### Problem statement
Output the entries word for word. Omit images.

### Input rows
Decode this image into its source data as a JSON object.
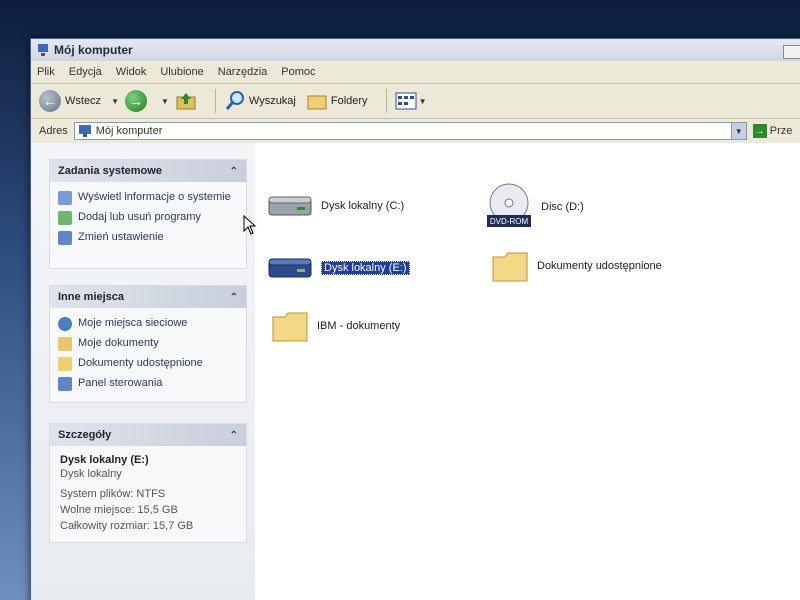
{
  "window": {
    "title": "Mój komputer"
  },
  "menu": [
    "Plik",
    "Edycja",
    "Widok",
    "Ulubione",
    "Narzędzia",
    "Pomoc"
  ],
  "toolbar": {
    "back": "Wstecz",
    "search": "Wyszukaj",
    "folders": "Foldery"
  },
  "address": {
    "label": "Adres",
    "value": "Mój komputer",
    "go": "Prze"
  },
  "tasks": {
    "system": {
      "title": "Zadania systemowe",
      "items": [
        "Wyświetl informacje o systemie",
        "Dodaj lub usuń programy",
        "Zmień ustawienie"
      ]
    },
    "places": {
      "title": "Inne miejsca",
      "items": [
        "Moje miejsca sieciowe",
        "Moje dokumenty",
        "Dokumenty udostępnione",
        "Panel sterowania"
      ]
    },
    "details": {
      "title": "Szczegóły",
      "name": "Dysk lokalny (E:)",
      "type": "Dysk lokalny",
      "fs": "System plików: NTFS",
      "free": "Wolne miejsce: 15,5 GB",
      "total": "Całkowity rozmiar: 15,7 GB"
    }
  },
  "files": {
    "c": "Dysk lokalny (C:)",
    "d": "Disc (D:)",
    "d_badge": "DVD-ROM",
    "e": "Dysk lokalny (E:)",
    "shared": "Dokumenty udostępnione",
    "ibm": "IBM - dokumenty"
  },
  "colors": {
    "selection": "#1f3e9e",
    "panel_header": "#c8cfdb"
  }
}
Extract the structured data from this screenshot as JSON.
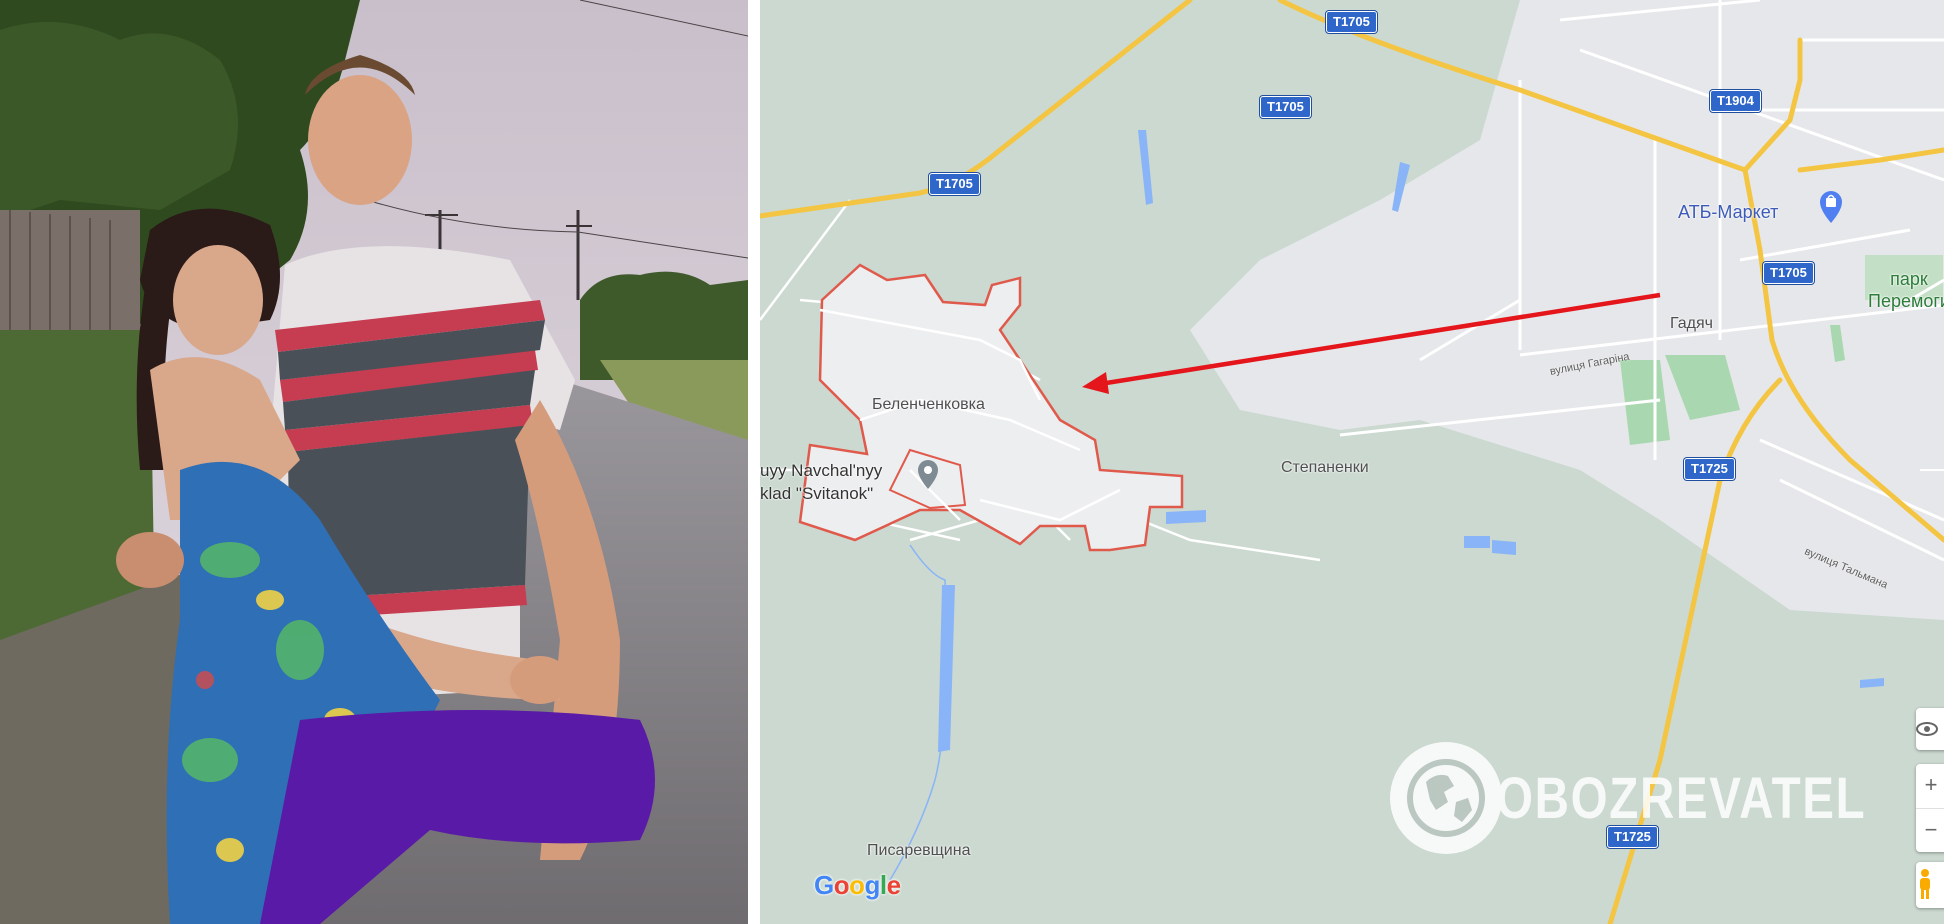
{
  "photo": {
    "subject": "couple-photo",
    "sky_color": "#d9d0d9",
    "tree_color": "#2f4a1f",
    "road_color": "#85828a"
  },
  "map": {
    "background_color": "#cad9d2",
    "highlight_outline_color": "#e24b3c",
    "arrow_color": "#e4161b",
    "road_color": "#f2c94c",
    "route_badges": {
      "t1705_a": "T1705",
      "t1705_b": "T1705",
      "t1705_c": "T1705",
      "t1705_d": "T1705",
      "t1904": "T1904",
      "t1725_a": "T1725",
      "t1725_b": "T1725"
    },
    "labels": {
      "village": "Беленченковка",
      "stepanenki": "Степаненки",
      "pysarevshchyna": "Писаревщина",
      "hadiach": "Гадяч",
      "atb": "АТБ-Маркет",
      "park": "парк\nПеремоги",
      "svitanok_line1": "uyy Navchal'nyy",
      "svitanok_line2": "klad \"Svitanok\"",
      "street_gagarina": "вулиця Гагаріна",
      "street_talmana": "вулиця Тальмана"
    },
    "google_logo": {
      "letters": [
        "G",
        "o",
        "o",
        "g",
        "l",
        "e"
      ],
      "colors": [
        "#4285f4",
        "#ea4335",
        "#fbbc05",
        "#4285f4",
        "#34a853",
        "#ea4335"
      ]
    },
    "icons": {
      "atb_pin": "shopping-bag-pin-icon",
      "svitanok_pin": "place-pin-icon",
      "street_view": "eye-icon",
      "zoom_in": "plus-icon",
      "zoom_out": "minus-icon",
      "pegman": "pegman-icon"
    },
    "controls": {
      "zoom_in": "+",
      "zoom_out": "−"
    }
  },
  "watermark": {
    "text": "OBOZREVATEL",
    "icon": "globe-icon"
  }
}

### Result of the exercise
Decode this image into its source data as a JSON object.
{
  "window": {
    "title": "Mój komputer"
  },
  "menu": [
    "Plik",
    "Edycja",
    "Widok",
    "Ulubione",
    "Narzędzia",
    "Pomoc"
  ],
  "toolbar": {
    "back": "Wstecz",
    "search": "Wyszukaj",
    "folders": "Foldery"
  },
  "address": {
    "label": "Adres",
    "value": "Mój komputer",
    "go": "Prze"
  },
  "tasks": {
    "system": {
      "title": "Zadania systemowe",
      "items": [
        "Wyświetl informacje o systemie",
        "Dodaj lub usuń programy",
        "Zmień ustawienie"
      ]
    },
    "places": {
      "title": "Inne miejsca",
      "items": [
        "Moje miejsca sieciowe",
        "Moje dokumenty",
        "Dokumenty udostępnione",
        "Panel sterowania"
      ]
    },
    "details": {
      "title": "Szczegóły",
      "name": "Dysk lokalny (E:)",
      "type": "Dysk lokalny",
      "fs": "System plików: NTFS",
      "free": "Wolne miejsce: 15,5 GB",
      "total": "Całkowity rozmiar: 15,7 GB"
    }
  },
  "files": {
    "c": "Dysk lokalny (C:)",
    "d": "Disc (D:)",
    "d_badge": "DVD-ROM",
    "e": "Dysk lokalny (E:)",
    "shared": "Dokumenty udostępnione",
    "ibm": "IBM - dokumenty"
  },
  "colors": {
    "selection": "#1f3e9e",
    "panel_header": "#c8cfdb"
  }
}
Extract the structured data from this screenshot as JSON.
{
  "photo": {
    "subject": "couple-photo",
    "sky_color": "#d9d0d9",
    "tree_color": "#2f4a1f",
    "road_color": "#85828a"
  },
  "map": {
    "background_color": "#cad9d2",
    "highlight_outline_color": "#e24b3c",
    "arrow_color": "#e4161b",
    "road_color": "#f2c94c",
    "route_badges": {
      "t1705_a": "T1705",
      "t1705_b": "T1705",
      "t1705_c": "T1705",
      "t1705_d": "T1705",
      "t1904": "T1904",
      "t1725_a": "T1725",
      "t1725_b": "T1725"
    },
    "labels": {
      "village": "Беленченковка",
      "stepanenki": "Степаненки",
      "pysarevshchyna": "Писаревщина",
      "hadiach": "Гадяч",
      "atb": "АТБ-Маркет",
      "park": "парк\nПеремоги",
      "svitanok_line1": "uyy Navchal'nyy",
      "svitanok_line2": "klad \"Svitanok\"",
      "street_gagarina": "вулиця Гагаріна",
      "street_talmana": "вулиця Тальмана"
    },
    "google_logo": {
      "letters": [
        "G",
        "o",
        "o",
        "g",
        "l",
        "e"
      ],
      "colors": [
        "#4285f4",
        "#ea4335",
        "#fbbc05",
        "#4285f4",
        "#34a853",
        "#ea4335"
      ]
    },
    "icons": {
      "atb_pin": "shopping-bag-pin-icon",
      "svitanok_pin": "place-pin-icon",
      "street_view": "eye-icon",
      "zoom_in": "plus-icon",
      "zoom_out": "minus-icon",
      "pegman": "pegman-icon"
    },
    "controls": {
      "zoom_in": "+",
      "zoom_out": "−"
    }
  },
  "watermark": {
    "text": "OBOZREVATEL",
    "icon": "globe-icon"
  }
}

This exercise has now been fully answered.